■ Task instructions
All of the records below must be output exactly, with no pictures carried over.

[Some records]
START

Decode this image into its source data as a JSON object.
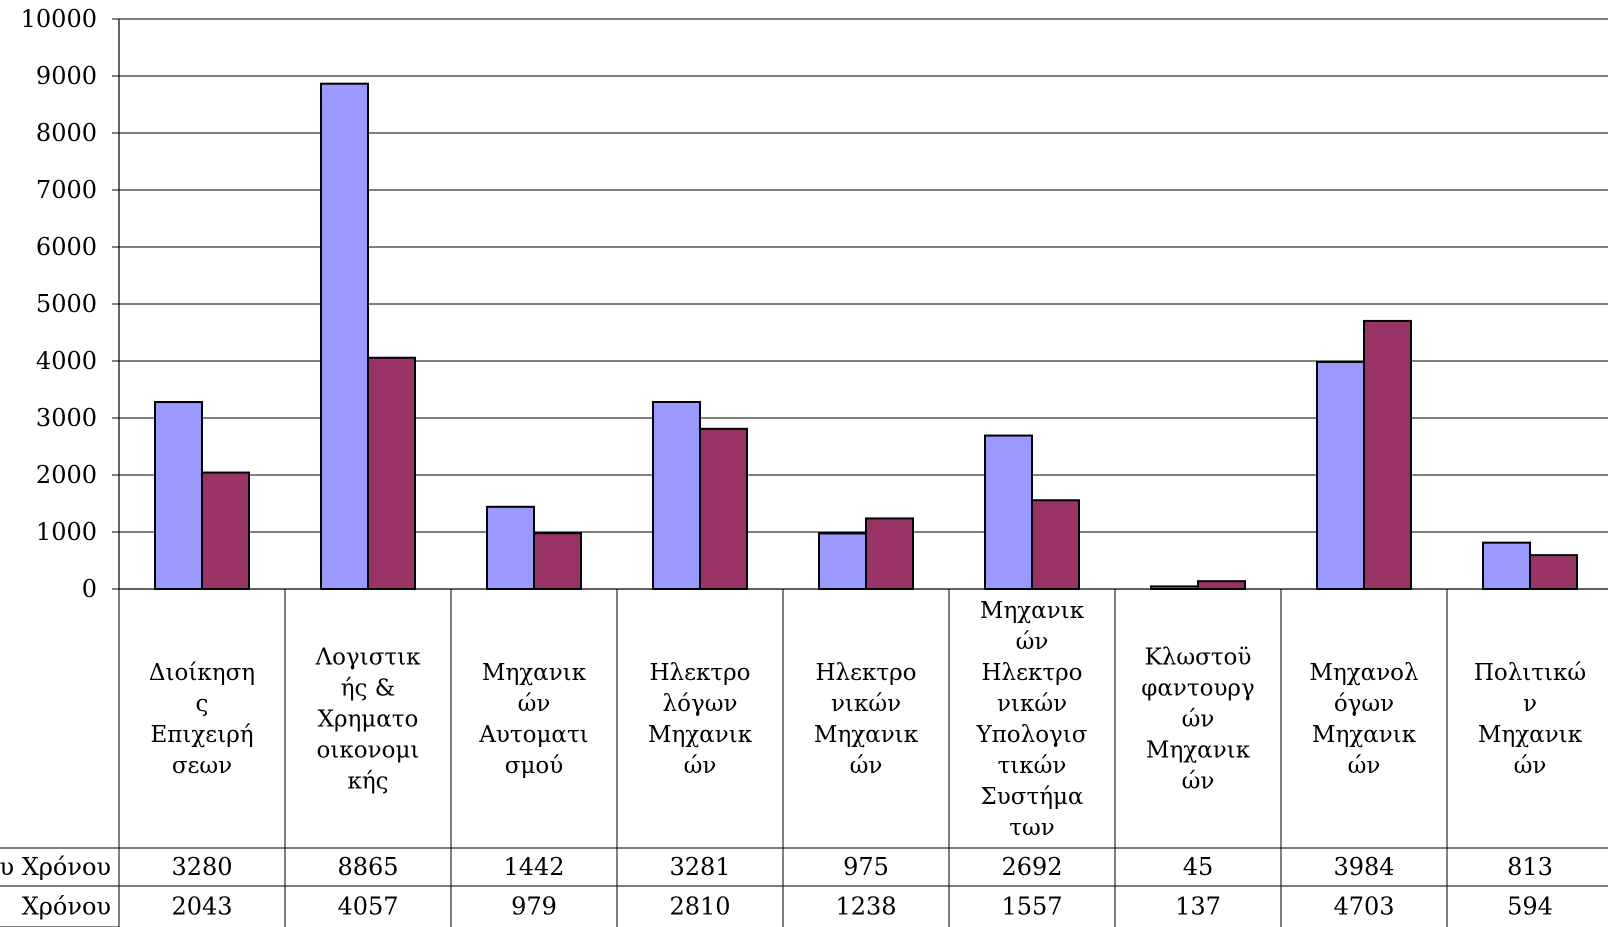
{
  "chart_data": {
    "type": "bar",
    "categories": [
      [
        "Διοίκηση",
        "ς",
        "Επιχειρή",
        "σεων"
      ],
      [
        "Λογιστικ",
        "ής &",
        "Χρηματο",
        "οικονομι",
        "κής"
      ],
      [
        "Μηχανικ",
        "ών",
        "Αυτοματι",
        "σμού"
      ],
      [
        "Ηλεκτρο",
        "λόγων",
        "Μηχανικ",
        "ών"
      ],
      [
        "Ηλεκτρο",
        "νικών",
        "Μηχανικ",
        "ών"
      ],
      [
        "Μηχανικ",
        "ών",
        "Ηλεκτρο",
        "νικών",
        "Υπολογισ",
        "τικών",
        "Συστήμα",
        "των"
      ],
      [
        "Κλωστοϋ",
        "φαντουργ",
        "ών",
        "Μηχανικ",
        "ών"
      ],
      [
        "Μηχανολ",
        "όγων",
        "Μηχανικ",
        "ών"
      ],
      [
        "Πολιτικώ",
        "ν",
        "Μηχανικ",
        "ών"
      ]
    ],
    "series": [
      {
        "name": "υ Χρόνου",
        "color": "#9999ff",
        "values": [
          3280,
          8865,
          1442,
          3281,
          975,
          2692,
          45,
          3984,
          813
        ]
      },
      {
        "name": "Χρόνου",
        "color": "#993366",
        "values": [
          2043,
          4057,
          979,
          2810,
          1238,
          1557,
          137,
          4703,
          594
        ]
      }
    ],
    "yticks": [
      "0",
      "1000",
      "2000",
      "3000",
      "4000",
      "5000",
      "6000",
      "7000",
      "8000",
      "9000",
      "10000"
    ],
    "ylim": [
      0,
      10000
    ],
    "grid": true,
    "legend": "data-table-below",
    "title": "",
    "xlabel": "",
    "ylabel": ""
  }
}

END

■ The solution
Decode this image into its source data as a JSON object.
{
  "chart_data": {
    "type": "bar",
    "categories": [
      [
        "Διοίκηση",
        "ς",
        "Επιχειρή",
        "σεων"
      ],
      [
        "Λογιστικ",
        "ής &",
        "Χρηματο",
        "οικονομι",
        "κής"
      ],
      [
        "Μηχανικ",
        "ών",
        "Αυτοματι",
        "σμού"
      ],
      [
        "Ηλεκτρο",
        "λόγων",
        "Μηχανικ",
        "ών"
      ],
      [
        "Ηλεκτρο",
        "νικών",
        "Μηχανικ",
        "ών"
      ],
      [
        "Μηχανικ",
        "ών",
        "Ηλεκτρο",
        "νικών",
        "Υπολογισ",
        "τικών",
        "Συστήμα",
        "των"
      ],
      [
        "Κλωστοϋ",
        "φαντουργ",
        "ών",
        "Μηχανικ",
        "ών"
      ],
      [
        "Μηχανολ",
        "όγων",
        "Μηχανικ",
        "ών"
      ],
      [
        "Πολιτικώ",
        "ν",
        "Μηχανικ",
        "ών"
      ]
    ],
    "series": [
      {
        "name": "υ Χρόνου",
        "color": "#9999ff",
        "values": [
          3280,
          8865,
          1442,
          3281,
          975,
          2692,
          45,
          3984,
          813
        ]
      },
      {
        "name": "Χρόνου",
        "color": "#993366",
        "values": [
          2043,
          4057,
          979,
          2810,
          1238,
          1557,
          137,
          4703,
          594
        ]
      }
    ],
    "yticks": [
      "0",
      "1000",
      "2000",
      "3000",
      "4000",
      "5000",
      "6000",
      "7000",
      "8000",
      "9000",
      "10000"
    ],
    "ylim": [
      0,
      10000
    ],
    "grid": true,
    "legend": "data-table-below",
    "title": "",
    "xlabel": "",
    "ylabel": ""
  }
}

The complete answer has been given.